------ Records for the exercise

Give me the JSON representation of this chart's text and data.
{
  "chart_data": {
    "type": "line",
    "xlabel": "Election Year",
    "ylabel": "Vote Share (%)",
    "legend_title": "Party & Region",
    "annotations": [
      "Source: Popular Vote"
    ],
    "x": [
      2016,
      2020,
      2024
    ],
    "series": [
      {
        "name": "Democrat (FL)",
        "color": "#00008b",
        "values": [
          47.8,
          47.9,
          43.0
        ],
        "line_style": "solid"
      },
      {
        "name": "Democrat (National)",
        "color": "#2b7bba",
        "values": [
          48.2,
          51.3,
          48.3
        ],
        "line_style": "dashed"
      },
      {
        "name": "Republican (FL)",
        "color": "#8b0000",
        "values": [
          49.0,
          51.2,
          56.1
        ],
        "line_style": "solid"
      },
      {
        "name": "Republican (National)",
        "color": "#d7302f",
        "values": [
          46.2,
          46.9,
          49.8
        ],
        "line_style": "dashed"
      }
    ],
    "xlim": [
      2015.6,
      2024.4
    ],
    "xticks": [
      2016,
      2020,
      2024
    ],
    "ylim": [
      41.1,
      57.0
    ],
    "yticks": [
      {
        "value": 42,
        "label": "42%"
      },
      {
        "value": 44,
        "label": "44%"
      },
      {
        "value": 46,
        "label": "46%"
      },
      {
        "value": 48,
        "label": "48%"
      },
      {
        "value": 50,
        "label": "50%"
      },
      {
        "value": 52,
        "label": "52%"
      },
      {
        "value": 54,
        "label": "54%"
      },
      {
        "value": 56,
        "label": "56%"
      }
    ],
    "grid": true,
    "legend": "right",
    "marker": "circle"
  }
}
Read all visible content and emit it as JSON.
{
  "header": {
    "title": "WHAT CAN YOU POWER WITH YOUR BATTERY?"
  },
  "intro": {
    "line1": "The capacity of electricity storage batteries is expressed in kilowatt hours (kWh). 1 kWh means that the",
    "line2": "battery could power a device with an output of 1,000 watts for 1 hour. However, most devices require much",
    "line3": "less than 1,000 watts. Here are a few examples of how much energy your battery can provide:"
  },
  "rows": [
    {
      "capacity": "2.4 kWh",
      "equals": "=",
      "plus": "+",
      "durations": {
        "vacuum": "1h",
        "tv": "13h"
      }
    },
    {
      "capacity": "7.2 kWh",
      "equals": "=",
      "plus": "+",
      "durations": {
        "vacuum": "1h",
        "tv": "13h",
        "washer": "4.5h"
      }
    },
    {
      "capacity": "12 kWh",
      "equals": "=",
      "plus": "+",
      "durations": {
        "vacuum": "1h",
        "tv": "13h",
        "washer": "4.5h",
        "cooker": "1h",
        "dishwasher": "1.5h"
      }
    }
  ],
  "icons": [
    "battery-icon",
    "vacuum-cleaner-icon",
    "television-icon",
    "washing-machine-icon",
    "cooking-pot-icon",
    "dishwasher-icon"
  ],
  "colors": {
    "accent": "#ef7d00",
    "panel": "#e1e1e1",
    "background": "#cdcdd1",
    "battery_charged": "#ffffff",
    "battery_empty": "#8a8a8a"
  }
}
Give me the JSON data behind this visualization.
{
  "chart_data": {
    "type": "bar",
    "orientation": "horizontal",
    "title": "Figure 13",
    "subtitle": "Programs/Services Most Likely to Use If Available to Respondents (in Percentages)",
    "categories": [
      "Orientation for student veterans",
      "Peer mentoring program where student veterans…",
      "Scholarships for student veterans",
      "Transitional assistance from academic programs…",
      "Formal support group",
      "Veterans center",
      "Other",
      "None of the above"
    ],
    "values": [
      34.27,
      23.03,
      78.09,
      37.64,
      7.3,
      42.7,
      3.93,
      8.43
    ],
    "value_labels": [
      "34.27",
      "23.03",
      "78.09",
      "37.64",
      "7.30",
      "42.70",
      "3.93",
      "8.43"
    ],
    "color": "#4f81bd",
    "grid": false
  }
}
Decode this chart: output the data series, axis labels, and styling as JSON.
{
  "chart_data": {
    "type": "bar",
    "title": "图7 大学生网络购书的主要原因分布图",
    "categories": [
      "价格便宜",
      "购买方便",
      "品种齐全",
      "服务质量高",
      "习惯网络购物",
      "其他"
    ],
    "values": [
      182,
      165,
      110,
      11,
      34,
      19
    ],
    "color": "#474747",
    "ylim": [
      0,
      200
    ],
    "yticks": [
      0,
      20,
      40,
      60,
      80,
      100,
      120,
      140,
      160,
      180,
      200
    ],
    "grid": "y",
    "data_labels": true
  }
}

------------

_Description of the task_
Each line of the material should be echoed exactly.

_Response to this task_
Give me the JSON representation of this chart's text and data.
{
  "chart_data": {
    "type": "line",
    "xlabel": "Election Year",
    "ylabel": "Vote Share (%)",
    "legend_title": "Party & Region",
    "annotations": [
      "Source: Popular Vote"
    ],
    "x": [
      2016,
      2020,
      2024
    ],
    "series": [
      {
        "name": "Democrat (FL)",
        "color": "#00008b",
        "values": [
          47.8,
          47.9,
          43.0
        ],
        "line_style": "solid"
      },
      {
        "name": "Democrat (National)",
        "color": "#2b7bba",
        "values": [
          48.2,
          51.3,
          48.3
        ],
        "line_style": "dashed"
      },
      {
        "name": "Republican (FL)",
        "color": "#8b0000",
        "values": [
          49.0,
          51.2,
          56.1
        ],
        "line_style": "solid"
      },
      {
        "name": "Republican (National)",
        "color": "#d7302f",
        "values": [
          46.2,
          46.9,
          49.8
        ],
        "line_style": "dashed"
      }
    ],
    "xlim": [
      2015.6,
      2024.4
    ],
    "xticks": [
      2016,
      2020,
      2024
    ],
    "ylim": [
      41.1,
      57.0
    ],
    "yticks": [
      {
        "value": 42,
        "label": "42%"
      },
      {
        "value": 44,
        "label": "44%"
      },
      {
        "value": 46,
        "label": "46%"
      },
      {
        "value": 48,
        "label": "48%"
      },
      {
        "value": 50,
        "label": "50%"
      },
      {
        "value": 52,
        "label": "52%"
      },
      {
        "value": 54,
        "label": "54%"
      },
      {
        "value": 56,
        "label": "56%"
      }
    ],
    "grid": true,
    "legend": "right",
    "marker": "circle"
  }
}
Read all visible content and emit it as JSON.
{
  "header": {
    "title": "WHAT CAN YOU POWER WITH YOUR BATTERY?"
  },
  "intro": {
    "line1": "The capacity of electricity storage batteries is expressed in kilowatt hours (kWh). 1 kWh means that the",
    "line2": "battery could power a device with an output of 1,000 watts for 1 hour. However, most devices require much",
    "line3": "less than 1,000 watts. Here are a few examples of how much energy your battery can provide:"
  },
  "rows": [
    {
      "capacity": "2.4 kWh",
      "equals": "=",
      "plus": "+",
      "durations": {
        "vacuum": "1h",
        "tv": "13h"
      }
    },
    {
      "capacity": "7.2 kWh",
      "equals": "=",
      "plus": "+",
      "durations": {
        "vacuum": "1h",
        "tv": "13h",
        "washer": "4.5h"
      }
    },
    {
      "capacity": "12 kWh",
      "equals": "=",
      "plus": "+",
      "durations": {
        "vacuum": "1h",
        "tv": "13h",
        "washer": "4.5h",
        "cooker": "1h",
        "dishwasher": "1.5h"
      }
    }
  ],
  "icons": [
    "battery-icon",
    "vacuum-cleaner-icon",
    "television-icon",
    "washing-machine-icon",
    "cooking-pot-icon",
    "dishwasher-icon"
  ],
  "colors": {
    "accent": "#ef7d00",
    "panel": "#e1e1e1",
    "background": "#cdcdd1",
    "battery_charged": "#ffffff",
    "battery_empty": "#8a8a8a"
  }
}
Give me the JSON data behind this visualization.
{
  "chart_data": {
    "type": "bar",
    "orientation": "horizontal",
    "title": "Figure 13",
    "subtitle": "Programs/Services Most Likely to Use If Available to Respondents (in Percentages)",
    "categories": [
      "Orientation for student veterans",
      "Peer mentoring program where student veterans…",
      "Scholarships for student veterans",
      "Transitional assistance from academic programs…",
      "Formal support group",
      "Veterans center",
      "Other",
      "None of the above"
    ],
    "values": [
      34.27,
      23.03,
      78.09,
      37.64,
      7.3,
      42.7,
      3.93,
      8.43
    ],
    "value_labels": [
      "34.27",
      "23.03",
      "78.09",
      "37.64",
      "7.30",
      "42.70",
      "3.93",
      "8.43"
    ],
    "color": "#4f81bd",
    "grid": false
  }
}
Decode this chart: output the data series, axis labels, and styling as JSON.
{
  "chart_data": {
    "type": "bar",
    "title": "图7 大学生网络购书的主要原因分布图",
    "categories": [
      "价格便宜",
      "购买方便",
      "品种齐全",
      "服务质量高",
      "习惯网络购物",
      "其他"
    ],
    "values": [
      182,
      165,
      110,
      11,
      34,
      19
    ],
    "color": "#474747",
    "ylim": [
      0,
      200
    ],
    "yticks": [
      0,
      20,
      40,
      60,
      80,
      100,
      120,
      140,
      160,
      180,
      200
    ],
    "grid": "y",
    "data_labels": true
  }
}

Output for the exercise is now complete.